- **YOUR GOAL**: How many lines in the listing below include the word "type"? Reply with the count alone.

RECORDS TO PROCESS start

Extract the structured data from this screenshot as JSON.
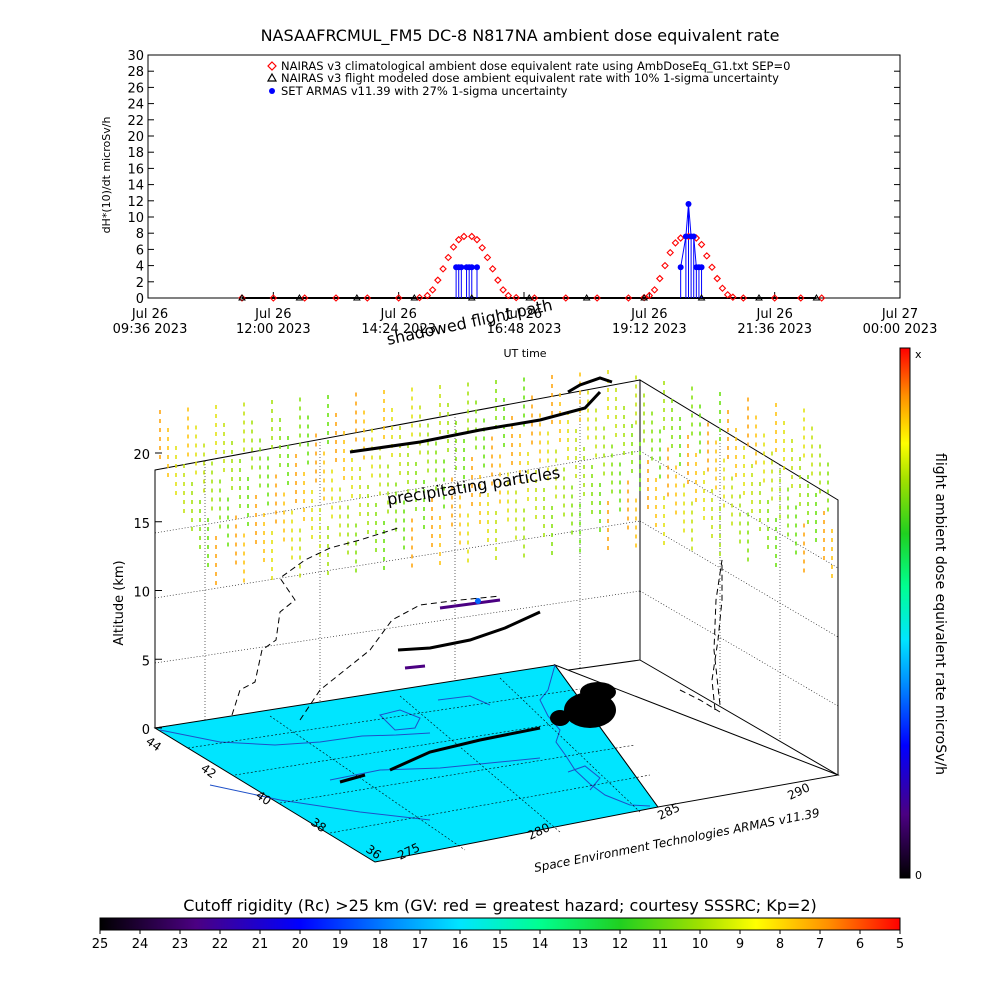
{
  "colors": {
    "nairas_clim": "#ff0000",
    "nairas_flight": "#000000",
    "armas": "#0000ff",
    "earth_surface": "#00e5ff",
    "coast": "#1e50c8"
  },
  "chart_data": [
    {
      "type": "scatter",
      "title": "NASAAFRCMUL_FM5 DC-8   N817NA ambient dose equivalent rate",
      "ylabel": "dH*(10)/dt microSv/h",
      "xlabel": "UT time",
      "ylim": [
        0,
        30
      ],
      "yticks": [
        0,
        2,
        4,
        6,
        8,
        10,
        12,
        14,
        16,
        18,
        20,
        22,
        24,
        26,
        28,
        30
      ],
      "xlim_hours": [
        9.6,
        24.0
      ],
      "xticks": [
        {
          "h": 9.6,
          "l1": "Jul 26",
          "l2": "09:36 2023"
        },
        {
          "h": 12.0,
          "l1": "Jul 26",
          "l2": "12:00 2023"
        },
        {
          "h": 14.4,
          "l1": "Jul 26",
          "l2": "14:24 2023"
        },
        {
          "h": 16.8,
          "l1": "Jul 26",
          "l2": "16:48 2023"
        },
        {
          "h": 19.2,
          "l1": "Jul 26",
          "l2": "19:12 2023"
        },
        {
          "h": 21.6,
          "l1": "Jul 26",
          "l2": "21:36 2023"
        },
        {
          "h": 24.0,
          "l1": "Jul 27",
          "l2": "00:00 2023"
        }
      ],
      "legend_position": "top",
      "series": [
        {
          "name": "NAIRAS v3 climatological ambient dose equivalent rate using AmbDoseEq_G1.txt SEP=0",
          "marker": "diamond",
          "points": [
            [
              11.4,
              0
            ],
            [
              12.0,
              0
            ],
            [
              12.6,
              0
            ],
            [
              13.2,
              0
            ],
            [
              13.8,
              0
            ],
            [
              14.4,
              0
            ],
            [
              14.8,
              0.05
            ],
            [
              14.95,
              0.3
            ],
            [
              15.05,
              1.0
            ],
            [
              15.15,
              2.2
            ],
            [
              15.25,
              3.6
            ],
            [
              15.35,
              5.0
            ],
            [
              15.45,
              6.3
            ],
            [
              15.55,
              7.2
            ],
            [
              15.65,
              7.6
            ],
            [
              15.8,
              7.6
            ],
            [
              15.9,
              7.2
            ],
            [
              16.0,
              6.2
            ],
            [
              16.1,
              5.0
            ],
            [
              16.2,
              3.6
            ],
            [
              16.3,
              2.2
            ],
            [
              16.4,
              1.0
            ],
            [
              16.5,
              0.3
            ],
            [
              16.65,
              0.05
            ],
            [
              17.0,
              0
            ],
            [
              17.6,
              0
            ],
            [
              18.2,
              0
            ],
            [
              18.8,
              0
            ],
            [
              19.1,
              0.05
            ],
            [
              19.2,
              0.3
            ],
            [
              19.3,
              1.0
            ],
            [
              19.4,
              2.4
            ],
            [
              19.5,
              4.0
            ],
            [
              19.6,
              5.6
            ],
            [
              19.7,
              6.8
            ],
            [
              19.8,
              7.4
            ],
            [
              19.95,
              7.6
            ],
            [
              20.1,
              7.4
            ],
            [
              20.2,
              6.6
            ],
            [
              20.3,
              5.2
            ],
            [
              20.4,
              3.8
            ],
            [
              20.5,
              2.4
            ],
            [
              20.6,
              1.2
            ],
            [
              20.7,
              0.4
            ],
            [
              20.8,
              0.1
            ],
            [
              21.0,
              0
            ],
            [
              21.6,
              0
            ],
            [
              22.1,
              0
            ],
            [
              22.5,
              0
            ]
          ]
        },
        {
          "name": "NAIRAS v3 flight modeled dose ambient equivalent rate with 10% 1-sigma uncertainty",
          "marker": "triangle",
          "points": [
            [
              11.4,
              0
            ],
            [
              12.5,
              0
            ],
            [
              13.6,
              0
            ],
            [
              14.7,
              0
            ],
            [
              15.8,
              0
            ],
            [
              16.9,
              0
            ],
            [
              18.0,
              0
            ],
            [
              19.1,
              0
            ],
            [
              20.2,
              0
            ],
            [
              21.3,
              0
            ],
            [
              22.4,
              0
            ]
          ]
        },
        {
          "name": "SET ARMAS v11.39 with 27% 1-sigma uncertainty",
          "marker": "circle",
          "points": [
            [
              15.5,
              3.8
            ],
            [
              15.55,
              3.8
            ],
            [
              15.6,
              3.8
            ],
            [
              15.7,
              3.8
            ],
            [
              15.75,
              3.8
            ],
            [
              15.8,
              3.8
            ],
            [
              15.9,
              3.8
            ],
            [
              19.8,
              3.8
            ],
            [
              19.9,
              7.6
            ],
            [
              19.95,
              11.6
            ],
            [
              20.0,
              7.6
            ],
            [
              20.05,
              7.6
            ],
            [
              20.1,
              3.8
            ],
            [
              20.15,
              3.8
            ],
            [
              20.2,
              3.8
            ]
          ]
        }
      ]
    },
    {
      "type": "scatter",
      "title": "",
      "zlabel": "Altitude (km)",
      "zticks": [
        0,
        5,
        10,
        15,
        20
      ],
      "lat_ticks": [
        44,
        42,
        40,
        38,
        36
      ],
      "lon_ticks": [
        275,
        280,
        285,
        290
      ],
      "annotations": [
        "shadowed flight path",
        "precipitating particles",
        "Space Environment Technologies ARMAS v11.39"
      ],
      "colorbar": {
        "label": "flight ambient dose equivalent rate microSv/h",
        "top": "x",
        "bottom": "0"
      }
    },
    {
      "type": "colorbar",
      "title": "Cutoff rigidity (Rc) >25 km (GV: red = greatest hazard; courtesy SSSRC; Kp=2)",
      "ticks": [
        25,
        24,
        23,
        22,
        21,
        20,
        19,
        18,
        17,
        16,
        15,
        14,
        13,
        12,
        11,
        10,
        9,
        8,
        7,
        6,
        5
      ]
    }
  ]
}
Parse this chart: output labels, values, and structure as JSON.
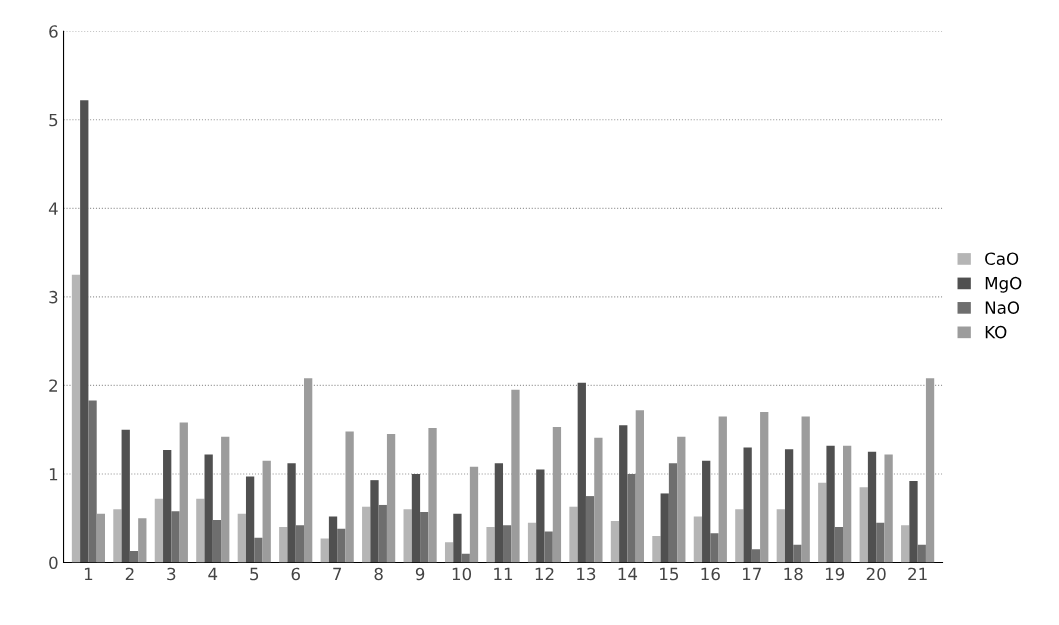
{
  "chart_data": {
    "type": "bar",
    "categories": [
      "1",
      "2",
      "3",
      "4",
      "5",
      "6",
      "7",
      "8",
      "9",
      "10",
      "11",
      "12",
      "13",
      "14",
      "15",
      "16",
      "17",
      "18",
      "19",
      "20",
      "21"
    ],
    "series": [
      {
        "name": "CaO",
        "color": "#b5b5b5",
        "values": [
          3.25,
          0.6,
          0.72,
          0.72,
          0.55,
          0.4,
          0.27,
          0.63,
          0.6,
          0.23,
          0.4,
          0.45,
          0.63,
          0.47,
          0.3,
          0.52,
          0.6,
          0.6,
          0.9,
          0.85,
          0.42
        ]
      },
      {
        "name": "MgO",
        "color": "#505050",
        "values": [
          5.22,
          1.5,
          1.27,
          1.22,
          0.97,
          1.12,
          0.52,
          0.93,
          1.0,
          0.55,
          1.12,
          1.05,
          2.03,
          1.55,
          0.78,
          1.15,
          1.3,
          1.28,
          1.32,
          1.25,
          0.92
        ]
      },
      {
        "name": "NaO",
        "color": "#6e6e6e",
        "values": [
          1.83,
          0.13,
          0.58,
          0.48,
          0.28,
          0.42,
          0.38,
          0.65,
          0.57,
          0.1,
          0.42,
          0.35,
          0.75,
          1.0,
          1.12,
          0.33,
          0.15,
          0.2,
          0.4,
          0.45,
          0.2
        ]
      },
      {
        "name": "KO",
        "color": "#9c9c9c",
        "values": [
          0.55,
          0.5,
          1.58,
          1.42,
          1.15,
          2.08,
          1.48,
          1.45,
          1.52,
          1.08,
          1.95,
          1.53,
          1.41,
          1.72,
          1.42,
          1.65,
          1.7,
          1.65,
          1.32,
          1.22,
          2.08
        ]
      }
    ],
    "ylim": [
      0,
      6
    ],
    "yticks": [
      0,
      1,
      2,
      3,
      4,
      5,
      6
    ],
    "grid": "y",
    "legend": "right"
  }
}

RECORDS TO PROCESS end

- **ANSWER TO THIS PROBLEM**: 4